Lines with the word "page": copy all of them from the entries below.
(Dataset content Opens)
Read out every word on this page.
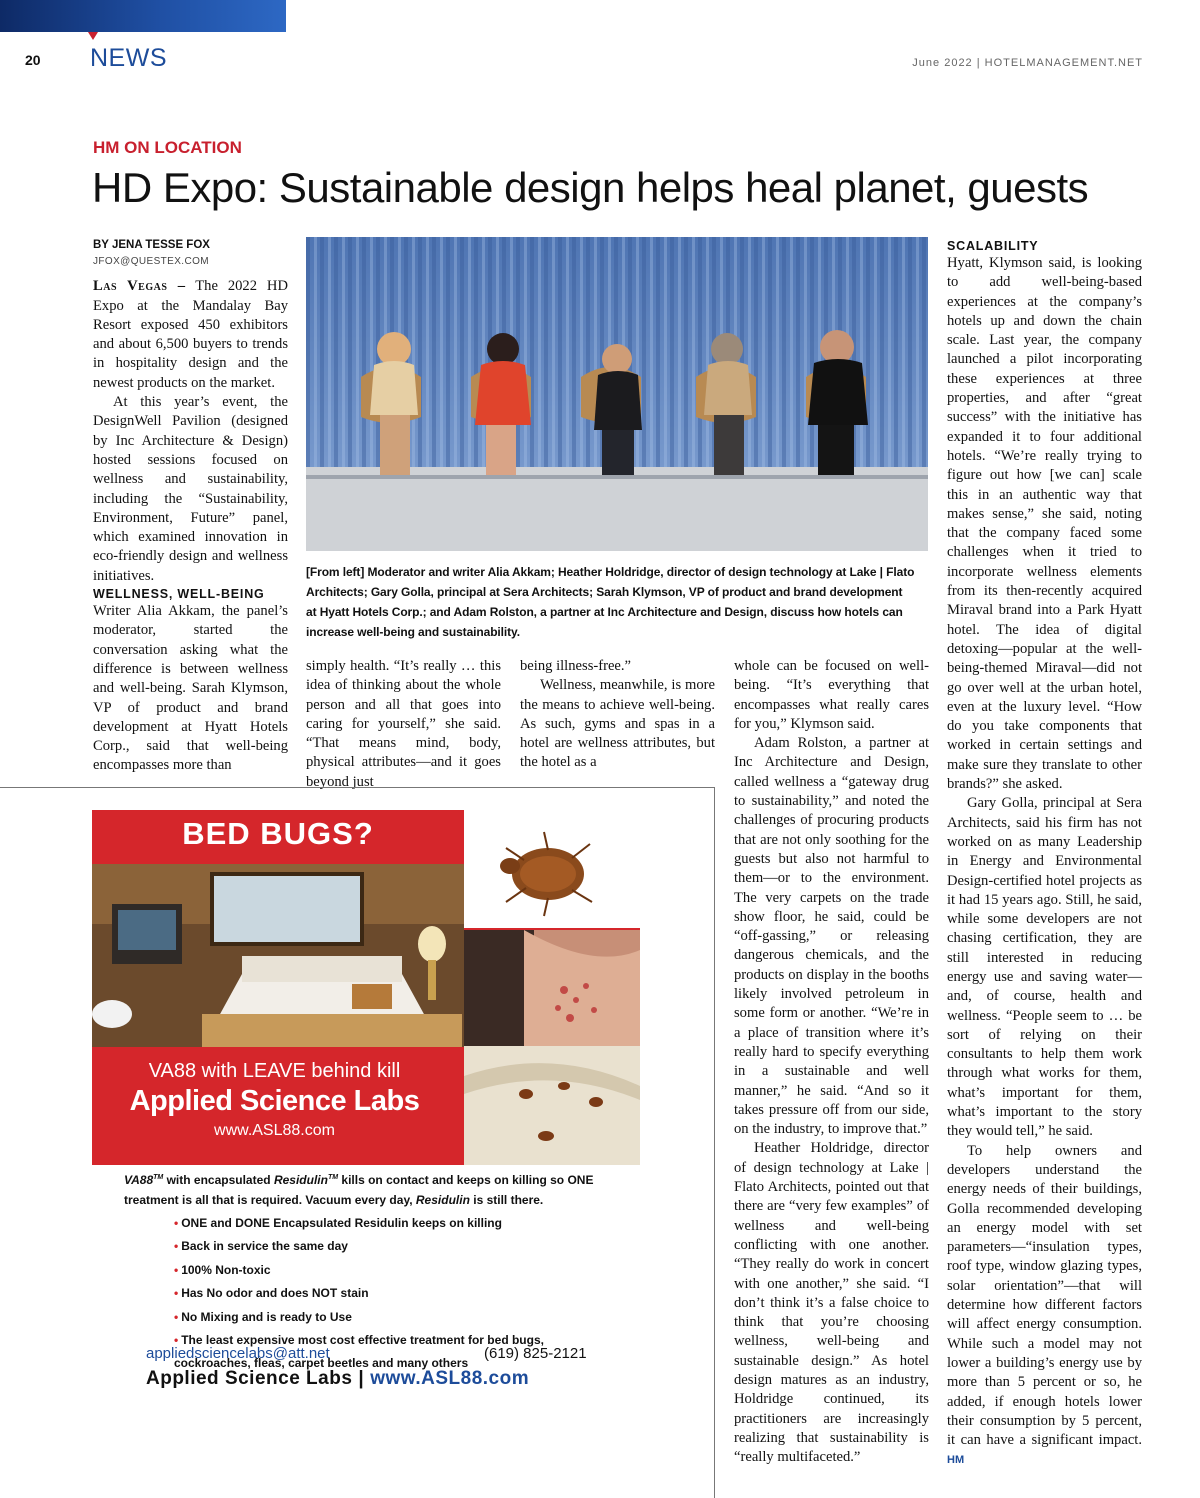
20 NEWS	June 2022 | HOTELMANAGEMENT.NET
HM ON LOCATION
HD Expo: Sustainable design helps heal planet, guests
BY JENA TESSE FOX
JFOX@QUESTEX.COM

Las Vegas – The 2022 HD Expo at the Mandalay Bay Resort exposed 450 exhibitors and about 6,500 buyers to trends in hospitality design and the newest products on the market.

At this year’s event, the DesignWell Pavilion (designed by Inc Architecture & Design) hosted sessions focused on wellness and sustainability, including the “Sustainability, Environment, Future” panel, which examined innovation in eco-friendly design and wellness initiatives.

WELLNESS, WELL-BEING

Writer Alia Akkam, the panel’s moderator, started the conversation asking what the difference is between wellness and well-being. Sarah Klymson, VP of product and brand development at Hyatt Hotels Corp., said that well-being encompasses more than

[From left] Moderator and writer Alia Akkam; Heather Holdridge, director of design technology at Lake | Flato Architects; Gary Golla, principal at Sera Architects; Sarah Klymson, VP of product and brand development at Hyatt Hotels Corp.; and Adam Rolston, a partner at Inc Architecture and Design, discuss how hotels can increase well-being and sustainability.

simply health. “It’s really … this idea of thinking about the whole person and all that goes into caring for yourself,” she said. “That means mind, body, physical attributes—and it goes beyond just

being illness-free.”

Wellness, meanwhile, is more the means to achieve well-being. As such, gyms and spas in a hotel are wellness attributes, but the hotel as a

whole can be focused on well-being. “It’s everything that encompasses what really cares for you,” Klymson said.

Adam Rolston, a partner at Inc Architecture and Design, called wellness a “gateway drug to sustainability,” and noted the challenges of procuring products that are not only soothing for the guests but also not harmful to them—or to the environment. The very carpets on the trade show floor, he said, could be “off-gassing,” or releasing dangerous chemicals, and the products on display in the booths likely involved petroleum in some form or another. “We’re in a place of transition where it’s really hard to specify everything in a sustainable and well manner,” he said. “And so it takes pressure off from our side, on the industry, to improve that.”

Heather Holdridge, director of design technology at Lake | Flato Architects, pointed out that there are “very few examples” of wellness and well-being conflicting with one another. “They really do work in concert with one another,” she said. “I don’t think it’s a false choice to think that you’re choosing wellness, well-being and sustainable design.” As hotel design matures as an industry, Holdridge continued, its practitioners are increasingly realizing that sustainability is “really multifaceted.”

SCALABILITY

Hyatt, Klymson said, is looking to add well-being-based experiences at the company’s hotels up and down the chain scale. Last year, the company launched a pilot incorporating these experiences at three properties, and after “great success” with the initiative has expanded it to four additional hotels. “We’re really trying to figure out how [we can] scale this in an authentic way that makes sense,” she said, noting that the company faced some challenges when it tried to incorporate wellness elements from its then-recently acquired Miraval brand into a Park Hyatt hotel. The idea of digital detoxing—popular at the well-being-themed Miraval—did not go over well at the urban hotel, even at the luxury level. “How do you take components that worked in certain settings and make sure they translate to other brands?” she asked.

Gary Golla, principal at Sera Architects, said his firm has not worked on as many Leadership in Energy and Environmental Design-certified hotel projects as it had 15 years ago. Still, he said, while some developers are not chasing certification, they are still interested in reducing energy use and saving water—and, of course, health and wellness. “People seem to … be sort of relying on their consultants to help them work through what works for them, what’s important for them, what’s important to the story they would tell,” he said.

To help owners and developers understand the energy needs of their buildings, Golla recommended developing an energy model with set parameters—“insulation types, roof type, window glazing types, solar orientation”—that will determine how different factors will affect energy consumption. While such a model may not lower a building’s energy use by more than 5 percent or so, he added, if enough hotels lower their consumption by 5 percent, it can have a significant impact. HM

BED BUGS?
VA88 with LEAVE behind kill
Applied Science Labs
www.ASL88.com
VA88™ with encapsulated Residulin™ kills on contact and keeps on killing so ONE treatment is all that is required. Vacuum every day, Residulin is still there.
• ONE and DONE Encapsulated Residulin keeps on killing
• Back in service the same day
• 100% Non-toxic
• Has No odor and does NOT stain
• No Mixing and is ready to Use
• The least expensive most cost effective treatment for bed bugs,
cockroaches, fleas, carpet beetles and many others
appliedsciencelabs@att.net	(619) 825-2121
Applied Science Labs | www.ASL88.com
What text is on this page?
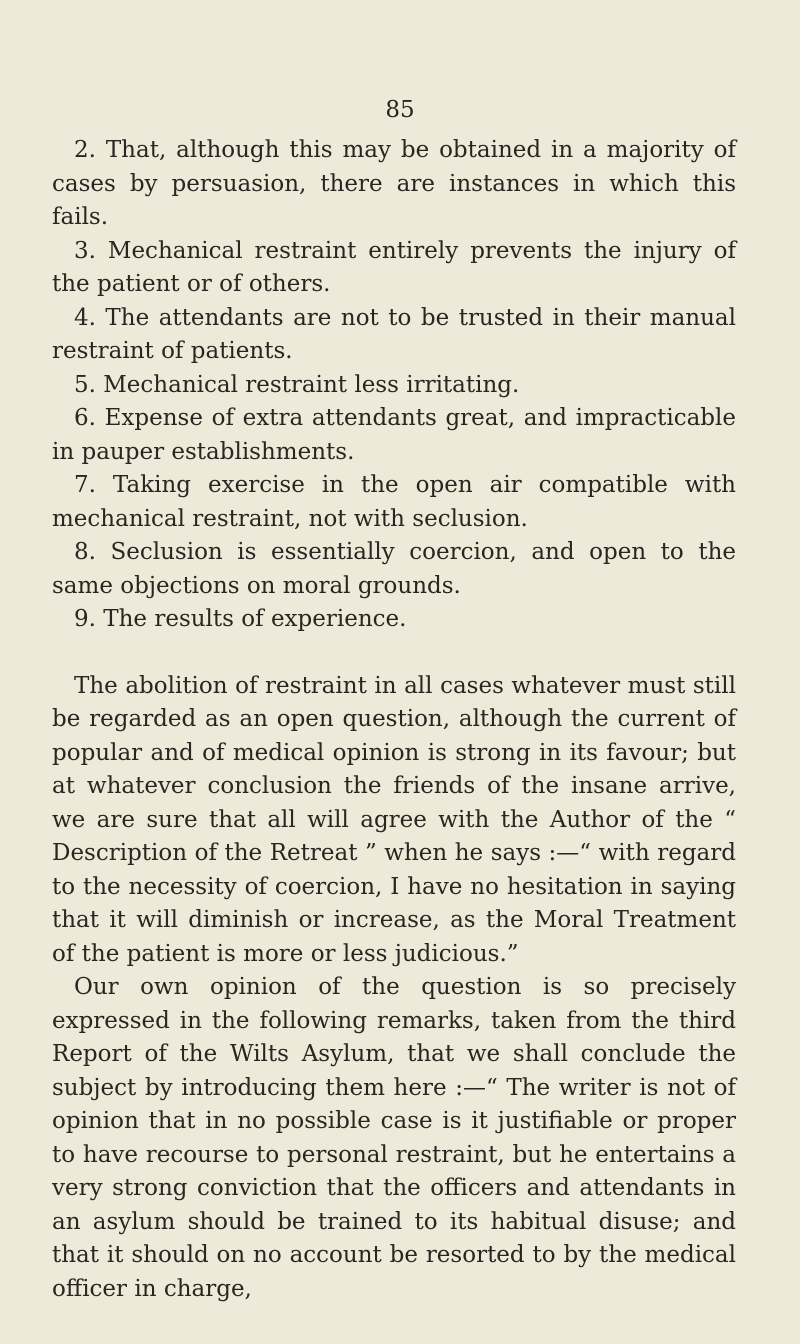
85

2. That, although this may be obtained in a majority of cases by persuasion, there are instances in which this fails.

3. Mechanical restraint entirely prevents the injury of the patient or of others.

4. The attendants are not to be trusted in their manual restraint of patients.

5. Mechanical restraint less irritating.

6. Expense of extra attendants great, and impracticable in pauper establishments.

7. Taking exercise in the open air compatible with mechanical restraint, not with seclusion.

8. Seclusion is essentially coercion, and open to the same objections on moral grounds.

9. The results of experience.

The abolition of restraint in all cases whatever must still be regarded as an open question, although the current of popular and of medical opinion is strong in its favour; but at whatever conclusion the friends of the insane arrive, we are sure that all will agree with the Author of the “ Description of the Retreat ” when he says :—“ with regard to the necessity of coercion, I have no hesitation in saying that it will diminish or increase, as the Moral Treatment of the patient is more or less judicious.”

Our own opinion of the question is so precisely expressed in the following remarks, taken from the third Report of the Wilts Asylum, that we shall conclude the subject by introducing them here :—“ The writer is not of opinion that in no possible case is it justifiable or proper to have recourse to personal restraint, but he entertains a very strong conviction that the officers and attendants in an asylum should be trained to its habitual disuse; and that it should on no account be resorted to by the medical officer in charge,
(Dataset content Closes)
§ Answer for this exercise
Read out every word on this page.
What text is on this page?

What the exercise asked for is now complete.